_What is required_
Count every line where "type" shows up, and give that number only.

_The input_
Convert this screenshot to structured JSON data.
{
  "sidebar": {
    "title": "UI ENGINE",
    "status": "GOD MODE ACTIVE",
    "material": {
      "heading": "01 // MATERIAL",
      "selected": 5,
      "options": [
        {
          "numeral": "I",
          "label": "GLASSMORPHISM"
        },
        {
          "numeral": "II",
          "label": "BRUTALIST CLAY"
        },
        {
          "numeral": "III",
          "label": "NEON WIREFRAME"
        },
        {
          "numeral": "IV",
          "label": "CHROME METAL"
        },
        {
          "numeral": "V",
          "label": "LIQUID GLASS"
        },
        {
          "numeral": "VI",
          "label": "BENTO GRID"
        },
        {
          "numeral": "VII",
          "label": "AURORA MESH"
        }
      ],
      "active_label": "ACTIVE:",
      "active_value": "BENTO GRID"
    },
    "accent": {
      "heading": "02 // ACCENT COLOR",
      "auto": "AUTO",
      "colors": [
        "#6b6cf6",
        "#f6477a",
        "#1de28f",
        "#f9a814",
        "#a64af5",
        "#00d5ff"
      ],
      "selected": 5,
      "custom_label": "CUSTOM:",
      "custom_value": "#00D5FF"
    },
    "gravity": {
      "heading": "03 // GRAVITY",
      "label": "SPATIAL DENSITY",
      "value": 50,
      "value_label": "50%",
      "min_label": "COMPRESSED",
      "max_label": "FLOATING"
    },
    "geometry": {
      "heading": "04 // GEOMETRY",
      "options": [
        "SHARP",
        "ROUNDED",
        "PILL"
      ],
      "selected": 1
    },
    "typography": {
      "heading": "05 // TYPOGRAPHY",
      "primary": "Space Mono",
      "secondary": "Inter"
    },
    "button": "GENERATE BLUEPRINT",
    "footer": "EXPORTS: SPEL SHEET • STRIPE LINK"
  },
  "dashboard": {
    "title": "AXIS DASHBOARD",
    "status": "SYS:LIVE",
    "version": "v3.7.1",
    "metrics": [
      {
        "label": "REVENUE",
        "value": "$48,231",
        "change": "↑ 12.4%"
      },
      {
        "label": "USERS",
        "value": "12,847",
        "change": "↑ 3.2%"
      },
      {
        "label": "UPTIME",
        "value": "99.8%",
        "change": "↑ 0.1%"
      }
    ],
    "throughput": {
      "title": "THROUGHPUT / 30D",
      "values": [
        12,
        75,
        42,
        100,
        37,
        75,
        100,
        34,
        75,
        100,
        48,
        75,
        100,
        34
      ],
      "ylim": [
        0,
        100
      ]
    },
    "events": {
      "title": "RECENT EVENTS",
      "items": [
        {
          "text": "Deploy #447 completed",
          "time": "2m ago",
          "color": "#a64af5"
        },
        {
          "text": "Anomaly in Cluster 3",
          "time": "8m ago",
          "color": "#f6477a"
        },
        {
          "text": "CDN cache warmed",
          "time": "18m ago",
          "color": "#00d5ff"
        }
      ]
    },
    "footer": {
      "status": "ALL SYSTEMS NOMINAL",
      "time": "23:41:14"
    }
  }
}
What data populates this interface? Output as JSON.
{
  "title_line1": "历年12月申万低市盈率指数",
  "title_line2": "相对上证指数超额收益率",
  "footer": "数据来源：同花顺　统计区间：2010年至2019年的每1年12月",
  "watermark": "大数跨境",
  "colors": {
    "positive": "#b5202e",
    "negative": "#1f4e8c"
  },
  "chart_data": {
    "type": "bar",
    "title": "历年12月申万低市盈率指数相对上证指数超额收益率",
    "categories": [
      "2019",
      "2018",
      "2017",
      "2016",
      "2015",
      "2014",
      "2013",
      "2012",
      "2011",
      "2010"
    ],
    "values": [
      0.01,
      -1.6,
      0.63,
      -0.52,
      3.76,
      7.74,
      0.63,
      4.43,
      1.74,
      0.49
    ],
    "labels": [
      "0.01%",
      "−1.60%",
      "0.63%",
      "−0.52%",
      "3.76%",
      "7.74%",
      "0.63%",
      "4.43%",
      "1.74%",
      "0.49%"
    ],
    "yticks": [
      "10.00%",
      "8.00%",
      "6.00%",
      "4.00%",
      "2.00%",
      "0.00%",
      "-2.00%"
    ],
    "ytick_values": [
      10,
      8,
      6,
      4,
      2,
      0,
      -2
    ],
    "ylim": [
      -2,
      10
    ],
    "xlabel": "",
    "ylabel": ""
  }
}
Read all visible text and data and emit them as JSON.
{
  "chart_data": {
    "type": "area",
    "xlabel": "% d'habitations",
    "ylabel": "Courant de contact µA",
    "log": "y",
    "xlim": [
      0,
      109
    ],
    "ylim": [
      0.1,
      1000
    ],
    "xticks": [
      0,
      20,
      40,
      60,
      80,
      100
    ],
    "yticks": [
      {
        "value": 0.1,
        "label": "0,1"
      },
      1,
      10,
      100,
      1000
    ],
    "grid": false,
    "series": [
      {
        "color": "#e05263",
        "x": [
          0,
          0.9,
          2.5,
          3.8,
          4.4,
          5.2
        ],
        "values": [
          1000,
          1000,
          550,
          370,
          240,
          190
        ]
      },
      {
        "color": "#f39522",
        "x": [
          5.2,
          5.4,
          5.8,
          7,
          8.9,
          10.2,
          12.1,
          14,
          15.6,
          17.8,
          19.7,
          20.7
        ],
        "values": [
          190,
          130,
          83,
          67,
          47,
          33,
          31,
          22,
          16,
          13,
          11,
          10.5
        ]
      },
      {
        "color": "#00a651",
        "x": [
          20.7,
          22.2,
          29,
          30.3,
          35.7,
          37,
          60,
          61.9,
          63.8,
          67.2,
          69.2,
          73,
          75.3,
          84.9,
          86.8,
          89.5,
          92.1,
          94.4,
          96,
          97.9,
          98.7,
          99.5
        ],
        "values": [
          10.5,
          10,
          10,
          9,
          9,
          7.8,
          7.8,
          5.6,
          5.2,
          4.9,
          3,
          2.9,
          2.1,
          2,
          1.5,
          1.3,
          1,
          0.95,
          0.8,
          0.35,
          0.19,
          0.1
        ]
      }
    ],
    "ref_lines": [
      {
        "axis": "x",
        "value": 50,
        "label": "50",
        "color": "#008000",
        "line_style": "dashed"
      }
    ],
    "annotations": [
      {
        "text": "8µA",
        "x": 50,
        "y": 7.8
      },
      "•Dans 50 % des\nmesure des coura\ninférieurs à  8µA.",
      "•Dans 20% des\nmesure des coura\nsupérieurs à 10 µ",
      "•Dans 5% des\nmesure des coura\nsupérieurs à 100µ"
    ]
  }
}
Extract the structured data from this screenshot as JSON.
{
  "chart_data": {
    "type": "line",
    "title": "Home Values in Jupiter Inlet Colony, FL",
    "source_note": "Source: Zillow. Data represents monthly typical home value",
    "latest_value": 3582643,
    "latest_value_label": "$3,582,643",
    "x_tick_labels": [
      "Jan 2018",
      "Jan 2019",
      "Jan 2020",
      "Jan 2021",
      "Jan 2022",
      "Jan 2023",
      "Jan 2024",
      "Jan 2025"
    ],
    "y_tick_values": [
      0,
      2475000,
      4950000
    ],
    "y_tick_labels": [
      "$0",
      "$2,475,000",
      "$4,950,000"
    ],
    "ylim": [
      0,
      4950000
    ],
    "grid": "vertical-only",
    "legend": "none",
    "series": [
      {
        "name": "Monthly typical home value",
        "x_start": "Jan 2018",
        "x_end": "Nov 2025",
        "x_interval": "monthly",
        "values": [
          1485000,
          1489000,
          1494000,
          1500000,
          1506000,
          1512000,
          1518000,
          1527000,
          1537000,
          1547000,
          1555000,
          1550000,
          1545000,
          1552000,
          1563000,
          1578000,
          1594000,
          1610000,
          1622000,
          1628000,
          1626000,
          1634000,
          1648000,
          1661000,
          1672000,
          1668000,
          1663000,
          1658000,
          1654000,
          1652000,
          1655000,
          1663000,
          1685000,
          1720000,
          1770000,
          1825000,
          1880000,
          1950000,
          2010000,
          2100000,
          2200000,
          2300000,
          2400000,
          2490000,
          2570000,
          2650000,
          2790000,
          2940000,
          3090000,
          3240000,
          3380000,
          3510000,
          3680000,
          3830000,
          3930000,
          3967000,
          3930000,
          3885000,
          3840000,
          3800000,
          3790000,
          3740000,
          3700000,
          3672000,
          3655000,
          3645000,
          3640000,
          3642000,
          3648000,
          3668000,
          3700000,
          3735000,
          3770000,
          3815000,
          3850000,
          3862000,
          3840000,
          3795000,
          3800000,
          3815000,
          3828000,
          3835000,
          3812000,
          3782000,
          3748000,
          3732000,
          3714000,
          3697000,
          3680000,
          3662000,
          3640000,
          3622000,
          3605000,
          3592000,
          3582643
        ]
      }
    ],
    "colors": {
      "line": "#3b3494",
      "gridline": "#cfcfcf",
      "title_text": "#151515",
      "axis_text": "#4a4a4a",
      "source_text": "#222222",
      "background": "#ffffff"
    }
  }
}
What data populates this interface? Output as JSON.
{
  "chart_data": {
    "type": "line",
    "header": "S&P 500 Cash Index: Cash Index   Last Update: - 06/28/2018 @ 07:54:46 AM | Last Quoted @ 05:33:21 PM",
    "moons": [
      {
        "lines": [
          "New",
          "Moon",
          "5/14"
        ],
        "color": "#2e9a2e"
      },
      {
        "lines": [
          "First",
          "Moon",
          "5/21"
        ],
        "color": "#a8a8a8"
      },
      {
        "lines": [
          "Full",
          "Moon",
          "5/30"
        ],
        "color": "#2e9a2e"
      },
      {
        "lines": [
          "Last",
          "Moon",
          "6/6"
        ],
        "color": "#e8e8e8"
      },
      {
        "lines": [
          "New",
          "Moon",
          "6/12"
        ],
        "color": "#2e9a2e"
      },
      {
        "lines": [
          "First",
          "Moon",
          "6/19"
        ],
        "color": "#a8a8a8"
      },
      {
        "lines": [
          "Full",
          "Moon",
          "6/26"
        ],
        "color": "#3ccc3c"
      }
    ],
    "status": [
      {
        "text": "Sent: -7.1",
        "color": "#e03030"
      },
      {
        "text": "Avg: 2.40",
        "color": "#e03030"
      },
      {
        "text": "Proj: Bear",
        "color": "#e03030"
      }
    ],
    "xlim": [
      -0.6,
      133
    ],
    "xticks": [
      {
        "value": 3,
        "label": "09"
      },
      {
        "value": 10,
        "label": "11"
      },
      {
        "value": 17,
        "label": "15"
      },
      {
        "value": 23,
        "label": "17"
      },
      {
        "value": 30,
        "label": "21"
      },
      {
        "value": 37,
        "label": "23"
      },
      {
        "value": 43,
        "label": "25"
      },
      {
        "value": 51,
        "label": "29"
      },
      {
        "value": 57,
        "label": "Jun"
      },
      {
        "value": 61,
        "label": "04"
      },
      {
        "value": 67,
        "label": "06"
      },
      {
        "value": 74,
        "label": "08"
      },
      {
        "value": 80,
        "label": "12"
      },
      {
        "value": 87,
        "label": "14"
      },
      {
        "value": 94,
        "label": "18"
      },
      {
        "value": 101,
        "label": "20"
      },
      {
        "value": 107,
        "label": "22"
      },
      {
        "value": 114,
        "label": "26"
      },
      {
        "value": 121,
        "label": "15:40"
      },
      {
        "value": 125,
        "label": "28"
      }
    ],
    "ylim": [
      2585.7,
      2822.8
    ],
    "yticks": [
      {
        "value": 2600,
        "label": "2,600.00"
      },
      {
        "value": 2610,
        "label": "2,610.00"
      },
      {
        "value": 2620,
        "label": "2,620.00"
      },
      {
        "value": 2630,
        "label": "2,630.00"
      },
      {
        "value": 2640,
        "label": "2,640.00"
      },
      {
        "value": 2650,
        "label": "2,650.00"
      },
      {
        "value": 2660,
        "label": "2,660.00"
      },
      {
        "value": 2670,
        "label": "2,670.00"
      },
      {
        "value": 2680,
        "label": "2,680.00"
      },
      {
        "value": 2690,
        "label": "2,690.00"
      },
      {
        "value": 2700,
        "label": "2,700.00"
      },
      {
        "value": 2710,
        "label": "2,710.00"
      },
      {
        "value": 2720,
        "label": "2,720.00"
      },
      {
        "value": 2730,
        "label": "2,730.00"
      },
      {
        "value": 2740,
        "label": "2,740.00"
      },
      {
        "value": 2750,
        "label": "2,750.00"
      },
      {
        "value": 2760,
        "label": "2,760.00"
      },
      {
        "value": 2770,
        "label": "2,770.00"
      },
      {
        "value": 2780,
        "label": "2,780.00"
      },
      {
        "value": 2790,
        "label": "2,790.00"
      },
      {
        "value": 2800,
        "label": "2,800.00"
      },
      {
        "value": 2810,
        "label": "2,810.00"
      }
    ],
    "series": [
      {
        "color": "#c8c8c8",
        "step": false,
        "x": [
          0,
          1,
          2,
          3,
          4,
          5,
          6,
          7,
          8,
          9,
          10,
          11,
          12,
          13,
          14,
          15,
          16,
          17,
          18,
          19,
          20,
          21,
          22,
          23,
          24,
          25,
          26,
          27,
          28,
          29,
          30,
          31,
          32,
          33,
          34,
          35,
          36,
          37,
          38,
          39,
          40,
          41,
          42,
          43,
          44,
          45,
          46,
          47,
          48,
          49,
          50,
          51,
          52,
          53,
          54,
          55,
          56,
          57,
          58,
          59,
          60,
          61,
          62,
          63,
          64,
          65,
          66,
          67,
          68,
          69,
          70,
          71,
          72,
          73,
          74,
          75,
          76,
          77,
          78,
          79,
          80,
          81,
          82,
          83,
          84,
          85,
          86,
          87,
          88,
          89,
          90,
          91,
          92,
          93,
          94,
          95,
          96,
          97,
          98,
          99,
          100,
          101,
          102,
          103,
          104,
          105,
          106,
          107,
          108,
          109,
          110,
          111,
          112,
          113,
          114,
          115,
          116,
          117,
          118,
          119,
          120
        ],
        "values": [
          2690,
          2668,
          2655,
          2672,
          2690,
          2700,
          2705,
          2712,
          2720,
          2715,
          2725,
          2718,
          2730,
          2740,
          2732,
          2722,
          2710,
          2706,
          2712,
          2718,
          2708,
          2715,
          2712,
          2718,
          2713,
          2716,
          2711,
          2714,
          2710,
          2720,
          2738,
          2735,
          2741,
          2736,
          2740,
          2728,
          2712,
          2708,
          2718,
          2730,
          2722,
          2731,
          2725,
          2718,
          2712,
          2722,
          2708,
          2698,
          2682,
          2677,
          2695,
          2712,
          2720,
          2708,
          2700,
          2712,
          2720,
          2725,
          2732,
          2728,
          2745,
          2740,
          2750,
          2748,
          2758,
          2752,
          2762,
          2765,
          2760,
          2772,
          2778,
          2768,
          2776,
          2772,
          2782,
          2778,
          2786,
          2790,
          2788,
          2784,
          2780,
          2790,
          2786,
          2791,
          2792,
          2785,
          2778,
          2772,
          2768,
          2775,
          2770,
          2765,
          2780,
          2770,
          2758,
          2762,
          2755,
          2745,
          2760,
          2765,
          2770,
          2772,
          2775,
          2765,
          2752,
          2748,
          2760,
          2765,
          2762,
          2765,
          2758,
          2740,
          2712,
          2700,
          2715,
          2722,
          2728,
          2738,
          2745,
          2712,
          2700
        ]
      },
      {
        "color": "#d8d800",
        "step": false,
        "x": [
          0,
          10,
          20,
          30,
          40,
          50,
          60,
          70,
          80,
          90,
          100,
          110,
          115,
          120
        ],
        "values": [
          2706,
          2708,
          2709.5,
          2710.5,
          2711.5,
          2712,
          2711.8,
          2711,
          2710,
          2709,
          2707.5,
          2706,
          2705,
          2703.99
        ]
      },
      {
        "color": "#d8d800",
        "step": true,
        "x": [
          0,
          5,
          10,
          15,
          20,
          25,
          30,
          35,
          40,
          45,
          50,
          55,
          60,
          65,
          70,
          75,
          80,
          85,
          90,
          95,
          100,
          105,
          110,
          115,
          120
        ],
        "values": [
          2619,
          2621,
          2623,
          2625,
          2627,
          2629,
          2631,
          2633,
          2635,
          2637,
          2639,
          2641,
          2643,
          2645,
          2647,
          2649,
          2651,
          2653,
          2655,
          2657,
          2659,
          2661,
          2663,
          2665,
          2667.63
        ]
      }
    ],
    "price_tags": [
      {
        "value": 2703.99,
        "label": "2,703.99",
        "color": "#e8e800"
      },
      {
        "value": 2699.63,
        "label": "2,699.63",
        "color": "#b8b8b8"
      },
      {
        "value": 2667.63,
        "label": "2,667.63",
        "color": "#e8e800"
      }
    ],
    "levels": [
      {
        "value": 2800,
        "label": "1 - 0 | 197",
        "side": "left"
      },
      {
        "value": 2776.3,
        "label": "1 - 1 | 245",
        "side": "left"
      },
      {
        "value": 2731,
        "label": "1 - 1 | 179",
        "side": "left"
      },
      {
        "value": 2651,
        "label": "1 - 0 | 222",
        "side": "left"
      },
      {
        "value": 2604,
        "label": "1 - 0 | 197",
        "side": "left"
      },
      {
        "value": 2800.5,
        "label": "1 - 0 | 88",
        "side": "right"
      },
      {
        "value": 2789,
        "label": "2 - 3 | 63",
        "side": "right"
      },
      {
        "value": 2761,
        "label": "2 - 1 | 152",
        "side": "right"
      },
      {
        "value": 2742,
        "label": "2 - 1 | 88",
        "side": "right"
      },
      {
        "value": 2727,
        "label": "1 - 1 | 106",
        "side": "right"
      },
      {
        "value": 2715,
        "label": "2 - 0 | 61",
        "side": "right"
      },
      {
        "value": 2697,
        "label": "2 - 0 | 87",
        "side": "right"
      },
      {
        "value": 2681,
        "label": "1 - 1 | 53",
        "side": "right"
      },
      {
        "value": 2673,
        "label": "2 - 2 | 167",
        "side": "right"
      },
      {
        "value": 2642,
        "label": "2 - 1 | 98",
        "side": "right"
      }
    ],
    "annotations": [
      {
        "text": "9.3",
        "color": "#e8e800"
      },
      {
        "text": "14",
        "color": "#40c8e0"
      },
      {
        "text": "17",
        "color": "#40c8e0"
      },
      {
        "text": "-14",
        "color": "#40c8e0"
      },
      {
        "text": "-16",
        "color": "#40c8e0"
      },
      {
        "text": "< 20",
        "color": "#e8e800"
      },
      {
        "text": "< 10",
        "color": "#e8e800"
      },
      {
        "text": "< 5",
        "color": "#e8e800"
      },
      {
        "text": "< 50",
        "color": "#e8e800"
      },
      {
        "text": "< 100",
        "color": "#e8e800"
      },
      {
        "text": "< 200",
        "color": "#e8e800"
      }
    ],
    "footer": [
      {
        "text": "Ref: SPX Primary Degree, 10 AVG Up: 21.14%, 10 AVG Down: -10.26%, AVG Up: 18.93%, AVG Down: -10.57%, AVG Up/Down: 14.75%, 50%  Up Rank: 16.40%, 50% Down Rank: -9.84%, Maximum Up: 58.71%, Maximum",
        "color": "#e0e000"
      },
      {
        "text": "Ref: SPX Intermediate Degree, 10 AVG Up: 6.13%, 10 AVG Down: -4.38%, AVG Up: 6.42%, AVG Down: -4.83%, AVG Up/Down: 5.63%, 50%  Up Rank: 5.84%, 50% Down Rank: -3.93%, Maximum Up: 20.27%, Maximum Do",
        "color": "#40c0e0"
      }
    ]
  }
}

_Written answer_
4